>> BEGIN
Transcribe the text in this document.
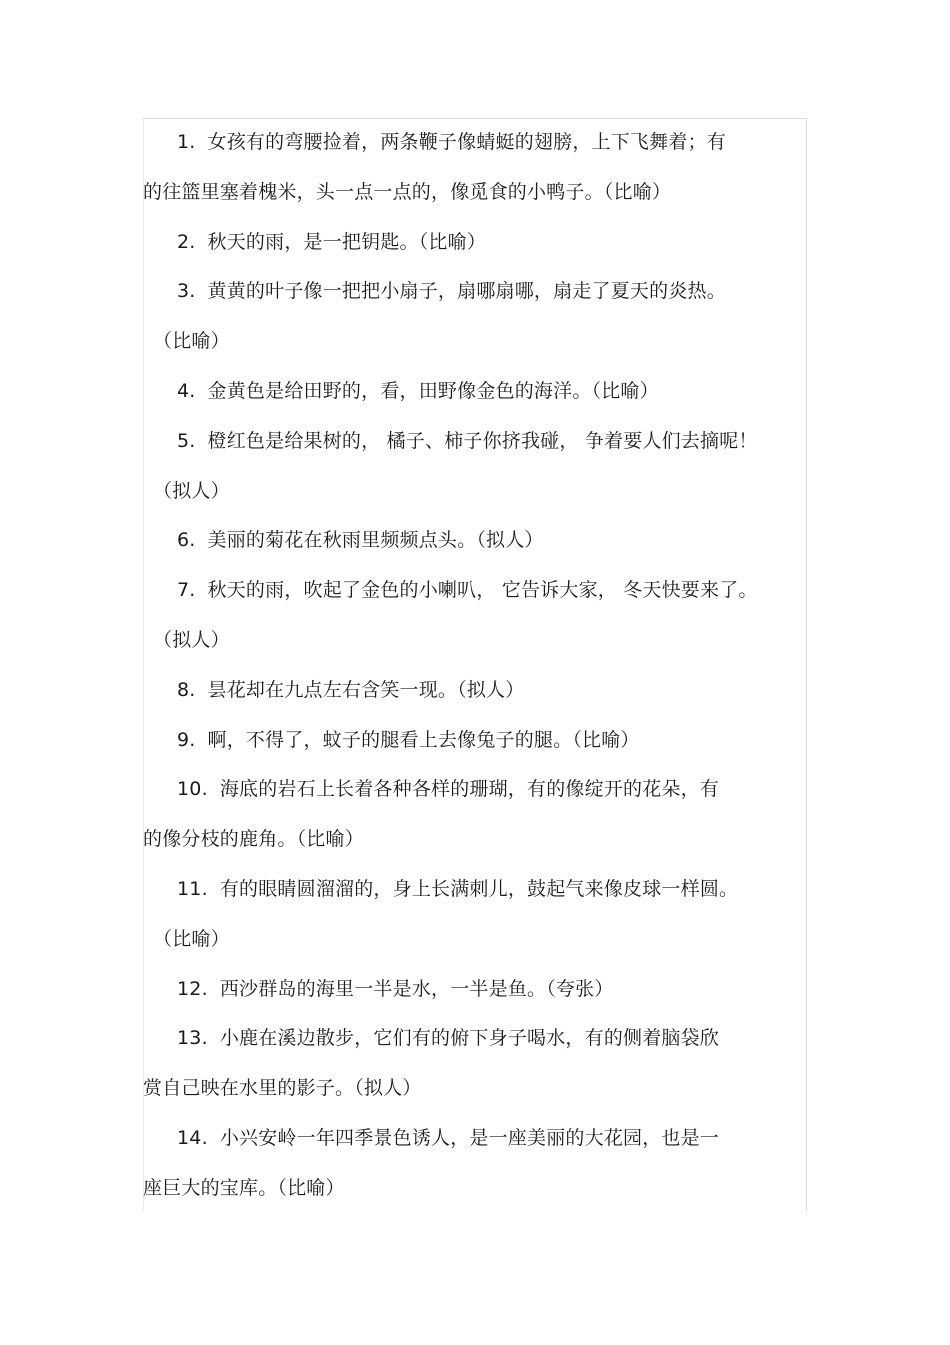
1. 女孩有的弯腰捡着，两条鞭子像蜻蜓的翅膀，上下飞舞着；有
的往篮里塞着槐米，头一点一点的，像觅食的小鸭子。（比喻）
2. 秋天的雨，是一把钥匙。（比喻）
3. 黄黄的叶子像一把把小扇子，扇哪扇哪，扇走了夏天的炎热。
（比喻）
4. 金黄色是给田野的，看，田野像金色的海洋。（比喻）
5. 橙红色是给果树的， 橘子、柿子你挤我碰， 争着要人们去摘呢！
（拟人）
6. 美丽的菊花在秋雨里频频点头。（拟人）
7. 秋天的雨，吹起了金色的小喇叭， 它告诉大家， 冬天快要来了。
（拟人）
8. 昙花却在九点左右含笑一现。（拟人）
9. 啊，不得了，蚊子的腿看上去像兔子的腿。（比喻）
10. 海底的岩石上长着各种各样的珊瑚，有的像绽开的花朵，有
的像分枝的鹿角。（比喻）
11. 有的眼睛圆溜溜的，身上长满刺儿，鼓起气来像皮球一样圆。
（比喻）
12. 西沙群岛的海里一半是水，一半是鱼。（夸张）
13. 小鹿在溪边散步，它们有的俯下身子喝水，有的侧着脑袋欣
赏自己映在水里的影子。（拟人）
14. 小兴安岭一年四季景色诱人，是一座美丽的大花园，也是一
座巨大的宝库。（比喻）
>> END
Output every entry exactly as given; pictures are not part of the copy.

Exercise answer:
Transcribe the text in this document.
1. 女孩有的弯腰捡着，两条鞭子像蜻蜓的翅膀，上下飞舞着；有
的往篮里塞着槐米，头一点一点的，像觅食的小鸭子。（比喻）
2. 秋天的雨，是一把钥匙。（比喻）
3. 黄黄的叶子像一把把小扇子，扇哪扇哪，扇走了夏天的炎热。
（比喻）
4. 金黄色是给田野的，看，田野像金色的海洋。（比喻）
5. 橙红色是给果树的， 橘子、柿子你挤我碰， 争着要人们去摘呢！
（拟人）
6. 美丽的菊花在秋雨里频频点头。（拟人）
7. 秋天的雨，吹起了金色的小喇叭， 它告诉大家， 冬天快要来了。
（拟人）
8. 昙花却在九点左右含笑一现。（拟人）
9. 啊，不得了，蚊子的腿看上去像兔子的腿。（比喻）
10. 海底的岩石上长着各种各样的珊瑚，有的像绽开的花朵，有
的像分枝的鹿角。（比喻）
11. 有的眼睛圆溜溜的，身上长满刺儿，鼓起气来像皮球一样圆。
（比喻）
12. 西沙群岛的海里一半是水，一半是鱼。（夸张）
13. 小鹿在溪边散步，它们有的俯下身子喝水，有的侧着脑袋欣
赏自己映在水里的影子。（拟人）
14. 小兴安岭一年四季景色诱人，是一座美丽的大花园，也是一
座巨大的宝库。（比喻）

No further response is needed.